Print all entries word for word.

• [Dataset listings of figures]
+++

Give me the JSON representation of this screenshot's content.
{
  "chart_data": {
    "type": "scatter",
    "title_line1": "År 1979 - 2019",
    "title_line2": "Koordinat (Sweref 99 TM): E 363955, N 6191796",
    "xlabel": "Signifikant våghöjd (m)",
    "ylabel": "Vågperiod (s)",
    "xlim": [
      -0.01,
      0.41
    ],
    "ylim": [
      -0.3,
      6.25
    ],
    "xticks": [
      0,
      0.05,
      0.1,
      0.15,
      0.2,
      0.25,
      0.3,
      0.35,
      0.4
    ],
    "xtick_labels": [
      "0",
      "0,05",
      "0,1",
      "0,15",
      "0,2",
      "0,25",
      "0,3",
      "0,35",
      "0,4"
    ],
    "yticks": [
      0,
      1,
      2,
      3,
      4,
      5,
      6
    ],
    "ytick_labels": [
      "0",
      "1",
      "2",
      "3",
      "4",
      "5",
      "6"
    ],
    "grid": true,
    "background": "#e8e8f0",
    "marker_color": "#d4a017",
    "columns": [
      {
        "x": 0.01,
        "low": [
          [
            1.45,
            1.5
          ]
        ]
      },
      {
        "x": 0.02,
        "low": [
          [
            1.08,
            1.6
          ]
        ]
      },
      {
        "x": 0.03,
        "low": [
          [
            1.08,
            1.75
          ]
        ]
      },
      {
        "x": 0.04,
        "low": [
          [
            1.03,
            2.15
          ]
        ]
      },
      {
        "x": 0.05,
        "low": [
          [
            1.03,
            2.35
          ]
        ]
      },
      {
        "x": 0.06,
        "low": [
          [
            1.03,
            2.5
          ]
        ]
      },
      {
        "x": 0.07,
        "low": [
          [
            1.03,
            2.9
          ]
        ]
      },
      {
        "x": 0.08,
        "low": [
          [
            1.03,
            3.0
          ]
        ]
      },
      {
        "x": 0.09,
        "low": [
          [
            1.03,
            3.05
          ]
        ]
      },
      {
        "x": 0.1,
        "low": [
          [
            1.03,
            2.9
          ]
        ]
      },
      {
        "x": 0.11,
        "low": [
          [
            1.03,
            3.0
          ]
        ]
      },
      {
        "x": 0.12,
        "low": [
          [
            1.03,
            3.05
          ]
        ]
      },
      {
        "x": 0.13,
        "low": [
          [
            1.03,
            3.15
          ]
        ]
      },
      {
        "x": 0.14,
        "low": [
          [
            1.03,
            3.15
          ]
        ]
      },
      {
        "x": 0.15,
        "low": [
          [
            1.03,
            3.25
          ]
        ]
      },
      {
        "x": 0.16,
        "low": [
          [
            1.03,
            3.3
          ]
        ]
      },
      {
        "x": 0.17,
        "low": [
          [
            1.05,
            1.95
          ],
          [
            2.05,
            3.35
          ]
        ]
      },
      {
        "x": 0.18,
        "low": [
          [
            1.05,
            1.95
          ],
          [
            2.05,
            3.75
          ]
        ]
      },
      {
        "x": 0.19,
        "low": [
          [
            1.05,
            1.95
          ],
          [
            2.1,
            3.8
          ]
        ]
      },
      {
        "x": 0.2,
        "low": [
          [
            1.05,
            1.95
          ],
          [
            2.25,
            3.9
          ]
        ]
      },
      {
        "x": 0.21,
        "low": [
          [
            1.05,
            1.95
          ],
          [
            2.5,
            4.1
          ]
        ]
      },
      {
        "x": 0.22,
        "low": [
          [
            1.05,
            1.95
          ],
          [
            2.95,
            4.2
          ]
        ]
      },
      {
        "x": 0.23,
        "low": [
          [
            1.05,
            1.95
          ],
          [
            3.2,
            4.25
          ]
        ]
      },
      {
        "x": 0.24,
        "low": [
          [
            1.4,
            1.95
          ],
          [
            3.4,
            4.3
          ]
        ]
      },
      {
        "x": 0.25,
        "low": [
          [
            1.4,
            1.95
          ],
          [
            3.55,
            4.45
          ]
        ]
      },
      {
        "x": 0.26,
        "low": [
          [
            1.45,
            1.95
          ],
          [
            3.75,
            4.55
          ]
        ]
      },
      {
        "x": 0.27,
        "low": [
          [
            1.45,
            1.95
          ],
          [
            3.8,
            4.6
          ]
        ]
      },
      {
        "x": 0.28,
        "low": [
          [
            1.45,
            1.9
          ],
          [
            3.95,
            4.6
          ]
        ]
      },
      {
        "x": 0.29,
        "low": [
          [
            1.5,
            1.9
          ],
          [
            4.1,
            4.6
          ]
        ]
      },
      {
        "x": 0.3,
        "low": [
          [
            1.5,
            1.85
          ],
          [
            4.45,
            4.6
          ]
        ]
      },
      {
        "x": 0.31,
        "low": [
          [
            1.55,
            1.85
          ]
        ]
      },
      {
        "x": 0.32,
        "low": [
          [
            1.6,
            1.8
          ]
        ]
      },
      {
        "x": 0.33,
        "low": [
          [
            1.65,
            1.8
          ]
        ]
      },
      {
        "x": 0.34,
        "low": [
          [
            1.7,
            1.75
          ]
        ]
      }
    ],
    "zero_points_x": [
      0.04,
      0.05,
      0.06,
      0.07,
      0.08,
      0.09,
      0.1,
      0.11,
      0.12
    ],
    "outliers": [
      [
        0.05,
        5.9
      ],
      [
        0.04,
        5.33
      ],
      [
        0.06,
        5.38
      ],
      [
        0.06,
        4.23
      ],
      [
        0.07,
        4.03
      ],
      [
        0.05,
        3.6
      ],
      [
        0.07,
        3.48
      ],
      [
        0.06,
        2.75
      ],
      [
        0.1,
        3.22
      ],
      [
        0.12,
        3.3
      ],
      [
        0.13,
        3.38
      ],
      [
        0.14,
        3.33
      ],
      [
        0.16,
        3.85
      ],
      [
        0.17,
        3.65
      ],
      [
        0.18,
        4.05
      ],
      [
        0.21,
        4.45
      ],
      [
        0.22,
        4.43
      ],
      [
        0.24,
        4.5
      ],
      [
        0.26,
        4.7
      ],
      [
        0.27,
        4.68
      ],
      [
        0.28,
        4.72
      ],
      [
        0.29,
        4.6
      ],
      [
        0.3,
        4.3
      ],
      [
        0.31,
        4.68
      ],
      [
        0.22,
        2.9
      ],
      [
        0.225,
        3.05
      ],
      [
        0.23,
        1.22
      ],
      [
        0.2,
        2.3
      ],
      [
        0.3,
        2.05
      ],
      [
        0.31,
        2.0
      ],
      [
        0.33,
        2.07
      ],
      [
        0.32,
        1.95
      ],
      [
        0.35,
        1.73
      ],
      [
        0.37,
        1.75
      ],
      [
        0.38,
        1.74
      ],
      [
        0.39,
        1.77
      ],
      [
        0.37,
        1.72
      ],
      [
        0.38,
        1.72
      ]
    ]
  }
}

+++

• [OUTPUT OF THE EXERCISE]
Give me the JSON representation of this screenshot's content.
{
  "chart_data": {
    "type": "scatter",
    "title_line1": "År 1979 - 2019",
    "title_line2": "Koordinat (Sweref 99 TM): E 363955, N 6191796",
    "xlabel": "Signifikant våghöjd (m)",
    "ylabel": "Vågperiod (s)",
    "xlim": [
      -0.01,
      0.41
    ],
    "ylim": [
      -0.3,
      6.25
    ],
    "xticks": [
      0,
      0.05,
      0.1,
      0.15,
      0.2,
      0.25,
      0.3,
      0.35,
      0.4
    ],
    "xtick_labels": [
      "0",
      "0,05",
      "0,1",
      "0,15",
      "0,2",
      "0,25",
      "0,3",
      "0,35",
      "0,4"
    ],
    "yticks": [
      0,
      1,
      2,
      3,
      4,
      5,
      6
    ],
    "ytick_labels": [
      "0",
      "1",
      "2",
      "3",
      "4",
      "5",
      "6"
    ],
    "grid": true,
    "background": "#e8e8f0",
    "marker_color": "#d4a017",
    "columns": [
      {
        "x": 0.01,
        "low": [
          [
            1.45,
            1.5
          ]
        ]
      },
      {
        "x": 0.02,
        "low": [
          [
            1.08,
            1.6
          ]
        ]
      },
      {
        "x": 0.03,
        "low": [
          [
            1.08,
            1.75
          ]
        ]
      },
      {
        "x": 0.04,
        "low": [
          [
            1.03,
            2.15
          ]
        ]
      },
      {
        "x": 0.05,
        "low": [
          [
            1.03,
            2.35
          ]
        ]
      },
      {
        "x": 0.06,
        "low": [
          [
            1.03,
            2.5
          ]
        ]
      },
      {
        "x": 0.07,
        "low": [
          [
            1.03,
            2.9
          ]
        ]
      },
      {
        "x": 0.08,
        "low": [
          [
            1.03,
            3.0
          ]
        ]
      },
      {
        "x": 0.09,
        "low": [
          [
            1.03,
            3.05
          ]
        ]
      },
      {
        "x": 0.1,
        "low": [
          [
            1.03,
            2.9
          ]
        ]
      },
      {
        "x": 0.11,
        "low": [
          [
            1.03,
            3.0
          ]
        ]
      },
      {
        "x": 0.12,
        "low": [
          [
            1.03,
            3.05
          ]
        ]
      },
      {
        "x": 0.13,
        "low": [
          [
            1.03,
            3.15
          ]
        ]
      },
      {
        "x": 0.14,
        "low": [
          [
            1.03,
            3.15
          ]
        ]
      },
      {
        "x": 0.15,
        "low": [
          [
            1.03,
            3.25
          ]
        ]
      },
      {
        "x": 0.16,
        "low": [
          [
            1.03,
            3.3
          ]
        ]
      },
      {
        "x": 0.17,
        "low": [
          [
            1.05,
            1.95
          ],
          [
            2.05,
            3.35
          ]
        ]
      },
      {
        "x": 0.18,
        "low": [
          [
            1.05,
            1.95
          ],
          [
            2.05,
            3.75
          ]
        ]
      },
      {
        "x": 0.19,
        "low": [
          [
            1.05,
            1.95
          ],
          [
            2.1,
            3.8
          ]
        ]
      },
      {
        "x": 0.2,
        "low": [
          [
            1.05,
            1.95
          ],
          [
            2.25,
            3.9
          ]
        ]
      },
      {
        "x": 0.21,
        "low": [
          [
            1.05,
            1.95
          ],
          [
            2.5,
            4.1
          ]
        ]
      },
      {
        "x": 0.22,
        "low": [
          [
            1.05,
            1.95
          ],
          [
            2.95,
            4.2
          ]
        ]
      },
      {
        "x": 0.23,
        "low": [
          [
            1.05,
            1.95
          ],
          [
            3.2,
            4.25
          ]
        ]
      },
      {
        "x": 0.24,
        "low": [
          [
            1.4,
            1.95
          ],
          [
            3.4,
            4.3
          ]
        ]
      },
      {
        "x": 0.25,
        "low": [
          [
            1.4,
            1.95
          ],
          [
            3.55,
            4.45
          ]
        ]
      },
      {
        "x": 0.26,
        "low": [
          [
            1.45,
            1.95
          ],
          [
            3.75,
            4.55
          ]
        ]
      },
      {
        "x": 0.27,
        "low": [
          [
            1.45,
            1.95
          ],
          [
            3.8,
            4.6
          ]
        ]
      },
      {
        "x": 0.28,
        "low": [
          [
            1.45,
            1.9
          ],
          [
            3.95,
            4.6
          ]
        ]
      },
      {
        "x": 0.29,
        "low": [
          [
            1.5,
            1.9
          ],
          [
            4.1,
            4.6
          ]
        ]
      },
      {
        "x": 0.3,
        "low": [
          [
            1.5,
            1.85
          ],
          [
            4.45,
            4.6
          ]
        ]
      },
      {
        "x": 0.31,
        "low": [
          [
            1.55,
            1.85
          ]
        ]
      },
      {
        "x": 0.32,
        "low": [
          [
            1.6,
            1.8
          ]
        ]
      },
      {
        "x": 0.33,
        "low": [
          [
            1.65,
            1.8
          ]
        ]
      },
      {
        "x": 0.34,
        "low": [
          [
            1.7,
            1.75
          ]
        ]
      }
    ],
    "zero_points_x": [
      0.04,
      0.05,
      0.06,
      0.07,
      0.08,
      0.09,
      0.1,
      0.11,
      0.12
    ],
    "outliers": [
      [
        0.05,
        5.9
      ],
      [
        0.04,
        5.33
      ],
      [
        0.06,
        5.38
      ],
      [
        0.06,
        4.23
      ],
      [
        0.07,
        4.03
      ],
      [
        0.05,
        3.6
      ],
      [
        0.07,
        3.48
      ],
      [
        0.06,
        2.75
      ],
      [
        0.1,
        3.22
      ],
      [
        0.12,
        3.3
      ],
      [
        0.13,
        3.38
      ],
      [
        0.14,
        3.33
      ],
      [
        0.16,
        3.85
      ],
      [
        0.17,
        3.65
      ],
      [
        0.18,
        4.05
      ],
      [
        0.21,
        4.45
      ],
      [
        0.22,
        4.43
      ],
      [
        0.24,
        4.5
      ],
      [
        0.26,
        4.7
      ],
      [
        0.27,
        4.68
      ],
      [
        0.28,
        4.72
      ],
      [
        0.29,
        4.6
      ],
      [
        0.3,
        4.3
      ],
      [
        0.31,
        4.68
      ],
      [
        0.22,
        2.9
      ],
      [
        0.225,
        3.05
      ],
      [
        0.23,
        1.22
      ],
      [
        0.2,
        2.3
      ],
      [
        0.3,
        2.05
      ],
      [
        0.31,
        2.0
      ],
      [
        0.33,
        2.07
      ],
      [
        0.32,
        1.95
      ],
      [
        0.35,
        1.73
      ],
      [
        0.37,
        1.75
      ],
      [
        0.38,
        1.74
      ],
      [
        0.39,
        1.77
      ],
      [
        0.37,
        1.72
      ],
      [
        0.38,
        1.72
      ]
    ]
  }
}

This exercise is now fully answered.